[Begin MATERIAL FOR THIS EXERCISE]

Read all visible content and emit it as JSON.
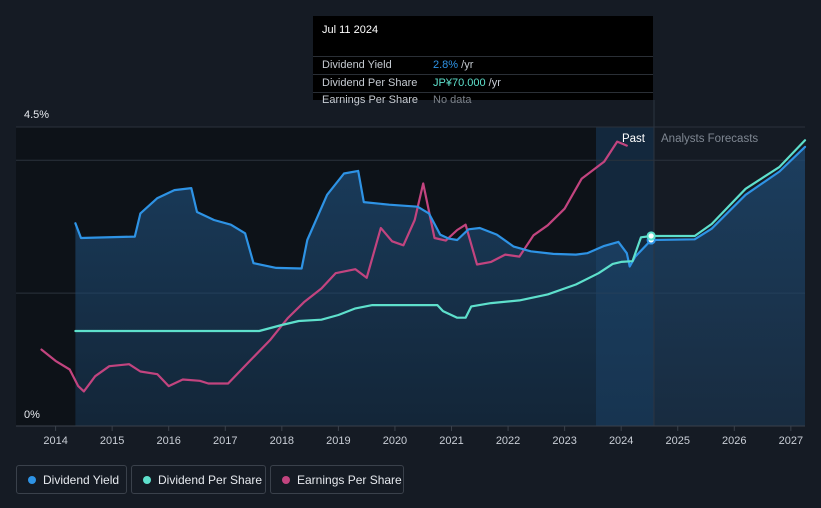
{
  "tooltip": {
    "date": "Jul 11 2024",
    "rows": [
      {
        "name": "Dividend Yield",
        "value": "2.8%",
        "unit": " /yr",
        "color": "#2e93e5"
      },
      {
        "name": "Dividend Per Share",
        "value": "JP¥70.000",
        "unit": " /yr",
        "color": "#5ee0cc"
      },
      {
        "name": "Earnings Per Share",
        "value": "No data",
        "unit": "",
        "color": "#7c828a"
      }
    ]
  },
  "regions": {
    "past": "Past",
    "forecast": "Analysts Forecasts"
  },
  "legend": [
    {
      "label": "Dividend Yield",
      "color": "#2e93e5"
    },
    {
      "label": "Dividend Per Share",
      "color": "#5ee0cc"
    },
    {
      "label": "Earnings Per Share",
      "color": "#c2447f"
    }
  ],
  "chart_data": {
    "type": "line",
    "ylabels": {
      "top": "4.5%",
      "bottom": "0%"
    },
    "ylim": [
      0,
      4.5
    ],
    "xlim": [
      2013.3,
      2027.25
    ],
    "x_ticks": [
      2014,
      2015,
      2016,
      2017,
      2018,
      2019,
      2020,
      2021,
      2022,
      2023,
      2024,
      2025,
      2026,
      2027
    ],
    "past_end": 2024.53,
    "grid": true,
    "legend_position": "bottom-left",
    "series": [
      {
        "name": "Dividend Yield",
        "color": "#2e93e5",
        "area": true,
        "points": [
          [
            2014.35,
            3.05
          ],
          [
            2014.45,
            2.83
          ],
          [
            2015.4,
            2.85
          ],
          [
            2015.5,
            3.2
          ],
          [
            2015.8,
            3.43
          ],
          [
            2016.1,
            3.55
          ],
          [
            2016.4,
            3.58
          ],
          [
            2016.5,
            3.22
          ],
          [
            2016.8,
            3.1
          ],
          [
            2017.1,
            3.03
          ],
          [
            2017.35,
            2.9
          ],
          [
            2017.5,
            2.45
          ],
          [
            2017.9,
            2.38
          ],
          [
            2018.35,
            2.37
          ],
          [
            2018.45,
            2.8
          ],
          [
            2018.8,
            3.48
          ],
          [
            2019.1,
            3.8
          ],
          [
            2019.35,
            3.84
          ],
          [
            2019.45,
            3.37
          ],
          [
            2019.9,
            3.33
          ],
          [
            2020.4,
            3.3
          ],
          [
            2020.6,
            3.2
          ],
          [
            2020.8,
            2.88
          ],
          [
            2020.95,
            2.82
          ],
          [
            2021.1,
            2.8
          ],
          [
            2021.3,
            2.96
          ],
          [
            2021.5,
            2.98
          ],
          [
            2021.8,
            2.88
          ],
          [
            2022.1,
            2.7
          ],
          [
            2022.4,
            2.63
          ],
          [
            2022.8,
            2.59
          ],
          [
            2023.2,
            2.58
          ],
          [
            2023.4,
            2.6
          ],
          [
            2023.7,
            2.71
          ],
          [
            2023.95,
            2.77
          ],
          [
            2024.1,
            2.6
          ],
          [
            2024.15,
            2.4
          ],
          [
            2024.25,
            2.55
          ],
          [
            2024.53,
            2.8
          ],
          [
            2025.3,
            2.81
          ],
          [
            2025.6,
            2.97
          ],
          [
            2026.2,
            3.48
          ],
          [
            2026.8,
            3.83
          ],
          [
            2027.25,
            4.2
          ]
        ]
      },
      {
        "name": "Dividend Per Share",
        "color": "#5ee0cc",
        "area": false,
        "points": [
          [
            2014.35,
            1.43
          ],
          [
            2017.6,
            1.43
          ],
          [
            2018.0,
            1.52
          ],
          [
            2018.3,
            1.58
          ],
          [
            2018.7,
            1.6
          ],
          [
            2019.0,
            1.67
          ],
          [
            2019.3,
            1.77
          ],
          [
            2019.6,
            1.82
          ],
          [
            2020.5,
            1.82
          ],
          [
            2020.75,
            1.82
          ],
          [
            2020.85,
            1.73
          ],
          [
            2021.1,
            1.63
          ],
          [
            2021.25,
            1.63
          ],
          [
            2021.35,
            1.8
          ],
          [
            2021.7,
            1.85
          ],
          [
            2022.2,
            1.89
          ],
          [
            2022.7,
            1.98
          ],
          [
            2023.2,
            2.13
          ],
          [
            2023.6,
            2.3
          ],
          [
            2023.85,
            2.44
          ],
          [
            2024.0,
            2.47
          ],
          [
            2024.2,
            2.48
          ],
          [
            2024.35,
            2.84
          ],
          [
            2024.53,
            2.86
          ],
          [
            2025.3,
            2.86
          ],
          [
            2025.6,
            3.04
          ],
          [
            2026.2,
            3.57
          ],
          [
            2026.8,
            3.9
          ],
          [
            2027.25,
            4.3
          ]
        ]
      },
      {
        "name": "Earnings Per Share",
        "color": "#c2447f",
        "area": false,
        "points": [
          [
            2013.75,
            1.15
          ],
          [
            2014.0,
            0.98
          ],
          [
            2014.25,
            0.85
          ],
          [
            2014.4,
            0.6
          ],
          [
            2014.5,
            0.52
          ],
          [
            2014.7,
            0.75
          ],
          [
            2014.95,
            0.9
          ],
          [
            2015.3,
            0.93
          ],
          [
            2015.5,
            0.82
          ],
          [
            2015.8,
            0.78
          ],
          [
            2016.0,
            0.6
          ],
          [
            2016.25,
            0.7
          ],
          [
            2016.55,
            0.68
          ],
          [
            2016.7,
            0.64
          ],
          [
            2017.05,
            0.64
          ],
          [
            2017.4,
            0.95
          ],
          [
            2017.8,
            1.3
          ],
          [
            2018.1,
            1.62
          ],
          [
            2018.4,
            1.87
          ],
          [
            2018.7,
            2.07
          ],
          [
            2018.95,
            2.3
          ],
          [
            2019.3,
            2.36
          ],
          [
            2019.5,
            2.23
          ],
          [
            2019.75,
            2.98
          ],
          [
            2019.95,
            2.78
          ],
          [
            2020.15,
            2.72
          ],
          [
            2020.35,
            3.1
          ],
          [
            2020.5,
            3.65
          ],
          [
            2020.7,
            2.83
          ],
          [
            2020.9,
            2.79
          ],
          [
            2021.1,
            2.95
          ],
          [
            2021.25,
            3.03
          ],
          [
            2021.45,
            2.43
          ],
          [
            2021.7,
            2.47
          ],
          [
            2021.95,
            2.58
          ],
          [
            2022.2,
            2.55
          ],
          [
            2022.45,
            2.87
          ],
          [
            2022.7,
            3.02
          ],
          [
            2023.0,
            3.27
          ],
          [
            2023.3,
            3.72
          ],
          [
            2023.7,
            3.98
          ],
          [
            2023.93,
            4.28
          ],
          [
            2024.1,
            4.22
          ]
        ]
      }
    ]
  }
}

[End MATERIAL FOR THIS EXERCISE]

OBJECTIVE
Can you restate all the records above word for word while dropping the pictures?

ANSWER FOR THE TASK
Read all visible content and emit it as JSON.
{
  "tooltip": {
    "date": "Jul 11 2024",
    "rows": [
      {
        "name": "Dividend Yield",
        "value": "2.8%",
        "unit": " /yr",
        "color": "#2e93e5"
      },
      {
        "name": "Dividend Per Share",
        "value": "JP¥70.000",
        "unit": " /yr",
        "color": "#5ee0cc"
      },
      {
        "name": "Earnings Per Share",
        "value": "No data",
        "unit": "",
        "color": "#7c828a"
      }
    ]
  },
  "regions": {
    "past": "Past",
    "forecast": "Analysts Forecasts"
  },
  "legend": [
    {
      "label": "Dividend Yield",
      "color": "#2e93e5"
    },
    {
      "label": "Dividend Per Share",
      "color": "#5ee0cc"
    },
    {
      "label": "Earnings Per Share",
      "color": "#c2447f"
    }
  ],
  "chart_data": {
    "type": "line",
    "ylabels": {
      "top": "4.5%",
      "bottom": "0%"
    },
    "ylim": [
      0,
      4.5
    ],
    "xlim": [
      2013.3,
      2027.25
    ],
    "x_ticks": [
      2014,
      2015,
      2016,
      2017,
      2018,
      2019,
      2020,
      2021,
      2022,
      2023,
      2024,
      2025,
      2026,
      2027
    ],
    "past_end": 2024.53,
    "grid": true,
    "legend_position": "bottom-left",
    "series": [
      {
        "name": "Dividend Yield",
        "color": "#2e93e5",
        "area": true,
        "points": [
          [
            2014.35,
            3.05
          ],
          [
            2014.45,
            2.83
          ],
          [
            2015.4,
            2.85
          ],
          [
            2015.5,
            3.2
          ],
          [
            2015.8,
            3.43
          ],
          [
            2016.1,
            3.55
          ],
          [
            2016.4,
            3.58
          ],
          [
            2016.5,
            3.22
          ],
          [
            2016.8,
            3.1
          ],
          [
            2017.1,
            3.03
          ],
          [
            2017.35,
            2.9
          ],
          [
            2017.5,
            2.45
          ],
          [
            2017.9,
            2.38
          ],
          [
            2018.35,
            2.37
          ],
          [
            2018.45,
            2.8
          ],
          [
            2018.8,
            3.48
          ],
          [
            2019.1,
            3.8
          ],
          [
            2019.35,
            3.84
          ],
          [
            2019.45,
            3.37
          ],
          [
            2019.9,
            3.33
          ],
          [
            2020.4,
            3.3
          ],
          [
            2020.6,
            3.2
          ],
          [
            2020.8,
            2.88
          ],
          [
            2020.95,
            2.82
          ],
          [
            2021.1,
            2.8
          ],
          [
            2021.3,
            2.96
          ],
          [
            2021.5,
            2.98
          ],
          [
            2021.8,
            2.88
          ],
          [
            2022.1,
            2.7
          ],
          [
            2022.4,
            2.63
          ],
          [
            2022.8,
            2.59
          ],
          [
            2023.2,
            2.58
          ],
          [
            2023.4,
            2.6
          ],
          [
            2023.7,
            2.71
          ],
          [
            2023.95,
            2.77
          ],
          [
            2024.1,
            2.6
          ],
          [
            2024.15,
            2.4
          ],
          [
            2024.25,
            2.55
          ],
          [
            2024.53,
            2.8
          ],
          [
            2025.3,
            2.81
          ],
          [
            2025.6,
            2.97
          ],
          [
            2026.2,
            3.48
          ],
          [
            2026.8,
            3.83
          ],
          [
            2027.25,
            4.2
          ]
        ]
      },
      {
        "name": "Dividend Per Share",
        "color": "#5ee0cc",
        "area": false,
        "points": [
          [
            2014.35,
            1.43
          ],
          [
            2017.6,
            1.43
          ],
          [
            2018.0,
            1.52
          ],
          [
            2018.3,
            1.58
          ],
          [
            2018.7,
            1.6
          ],
          [
            2019.0,
            1.67
          ],
          [
            2019.3,
            1.77
          ],
          [
            2019.6,
            1.82
          ],
          [
            2020.5,
            1.82
          ],
          [
            2020.75,
            1.82
          ],
          [
            2020.85,
            1.73
          ],
          [
            2021.1,
            1.63
          ],
          [
            2021.25,
            1.63
          ],
          [
            2021.35,
            1.8
          ],
          [
            2021.7,
            1.85
          ],
          [
            2022.2,
            1.89
          ],
          [
            2022.7,
            1.98
          ],
          [
            2023.2,
            2.13
          ],
          [
            2023.6,
            2.3
          ],
          [
            2023.85,
            2.44
          ],
          [
            2024.0,
            2.47
          ],
          [
            2024.2,
            2.48
          ],
          [
            2024.35,
            2.84
          ],
          [
            2024.53,
            2.86
          ],
          [
            2025.3,
            2.86
          ],
          [
            2025.6,
            3.04
          ],
          [
            2026.2,
            3.57
          ],
          [
            2026.8,
            3.9
          ],
          [
            2027.25,
            4.3
          ]
        ]
      },
      {
        "name": "Earnings Per Share",
        "color": "#c2447f",
        "area": false,
        "points": [
          [
            2013.75,
            1.15
          ],
          [
            2014.0,
            0.98
          ],
          [
            2014.25,
            0.85
          ],
          [
            2014.4,
            0.6
          ],
          [
            2014.5,
            0.52
          ],
          [
            2014.7,
            0.75
          ],
          [
            2014.95,
            0.9
          ],
          [
            2015.3,
            0.93
          ],
          [
            2015.5,
            0.82
          ],
          [
            2015.8,
            0.78
          ],
          [
            2016.0,
            0.6
          ],
          [
            2016.25,
            0.7
          ],
          [
            2016.55,
            0.68
          ],
          [
            2016.7,
            0.64
          ],
          [
            2017.05,
            0.64
          ],
          [
            2017.4,
            0.95
          ],
          [
            2017.8,
            1.3
          ],
          [
            2018.1,
            1.62
          ],
          [
            2018.4,
            1.87
          ],
          [
            2018.7,
            2.07
          ],
          [
            2018.95,
            2.3
          ],
          [
            2019.3,
            2.36
          ],
          [
            2019.5,
            2.23
          ],
          [
            2019.75,
            2.98
          ],
          [
            2019.95,
            2.78
          ],
          [
            2020.15,
            2.72
          ],
          [
            2020.35,
            3.1
          ],
          [
            2020.5,
            3.65
          ],
          [
            2020.7,
            2.83
          ],
          [
            2020.9,
            2.79
          ],
          [
            2021.1,
            2.95
          ],
          [
            2021.25,
            3.03
          ],
          [
            2021.45,
            2.43
          ],
          [
            2021.7,
            2.47
          ],
          [
            2021.95,
            2.58
          ],
          [
            2022.2,
            2.55
          ],
          [
            2022.45,
            2.87
          ],
          [
            2022.7,
            3.02
          ],
          [
            2023.0,
            3.27
          ],
          [
            2023.3,
            3.72
          ],
          [
            2023.7,
            3.98
          ],
          [
            2023.93,
            4.28
          ],
          [
            2024.1,
            4.22
          ]
        ]
      }
    ]
  }
}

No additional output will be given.